# Problem requirements
From the records below, give the number of lines that contain the string "aktuelle", without any other text.

* * * *

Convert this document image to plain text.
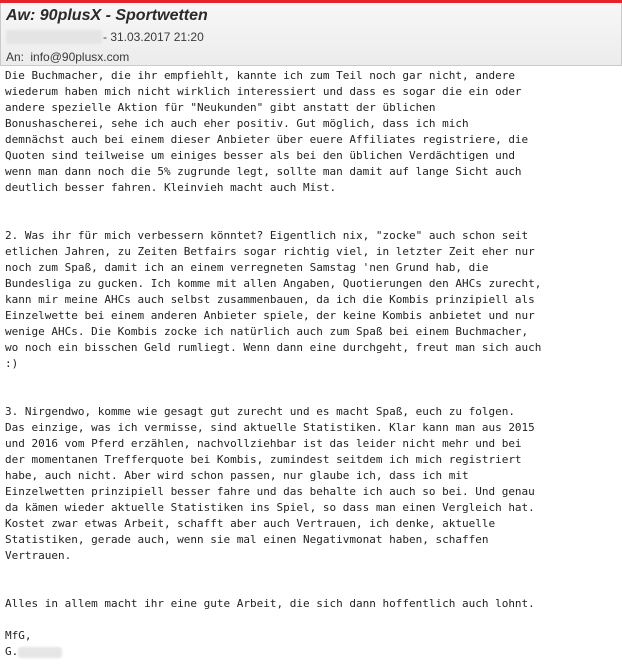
Aw: 90plusX - Sportwetten
- 31.03.2017 21:20
An: info@90plusx.com
Die Buchmacher, die ihr empfiehlt, kannte ich zum Teil noch gar nicht, andere
wiederum haben mich nicht wirklich interessiert und dass es sogar die ein oder
andere spezielle Aktion für "Neukunden" gibt anstatt der üblichen
Bonushascherei, sehe ich auch eher positiv. Gut möglich, dass ich mich
demnächst auch bei einem dieser Anbieter über euere Affiliates registriere, die
Quoten sind teilweise um einiges besser als bei den üblichen Verdächtigen und
wenn man dann noch die 5% zugrunde legt, sollte man damit auf lange Sicht auch
deutlich besser fahren. Kleinvieh macht auch Mist.
2. Was ihr für mich verbessern könntet? Eigentlich nix, "zocke" auch schon seit
etlichen Jahren, zu Zeiten Betfairs sogar richtig viel, in letzter Zeit eher nur
noch zum Spaß, damit ich an einem verregneten Samstag 'nen Grund hab, die
Bundesliga zu gucken. Ich komme mit allen Angaben, Quotierungen den AHCs zurecht,
kann mir meine AHCs auch selbst zusammenbauen, da ich die Kombis prinzipiell als
Einzelwette bei einem anderen Anbieter spiele, der keine Kombis anbietet und nur
wenige AHCs. Die Kombis zocke ich natürlich auch zum Spaß bei einem Buchmacher,
wo noch ein bisschen Geld rumliegt. Wenn dann eine durchgeht, freut man sich auch
:)
3. Nirgendwo, komme wie gesagt gut zurecht und es macht Spaß, euch zu folgen.
Das einzige, was ich vermisse, sind aktuelle Statistiken. Klar kann man aus 2015
und 2016 vom Pferd erzählen, nachvollziehbar ist das leider nicht mehr und bei
der momentanen Trefferquote bei Kombis, zumindest seitdem ich mich registriert
habe, auch nicht. Aber wird schon passen, nur glaube ich, dass ich mit
Einzelwetten prinzipiell besser fahre und das behalte ich auch so bei. Und genau
da kämen wieder aktuelle Statistiken ins Spiel, so dass man einen Vergleich hat.
Kostet zwar etwas Arbeit, schafft aber auch Vertrauen, ich denke, aktuelle
Statistiken, gerade auch, wenn sie mal einen Negativmonat haben, schaffen
Vertrauen.
Alles in allem macht ihr eine gute Arbeit, die sich dann hoffentlich auch lohnt.
MfG,
G.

* * * *

# Answer to this task
3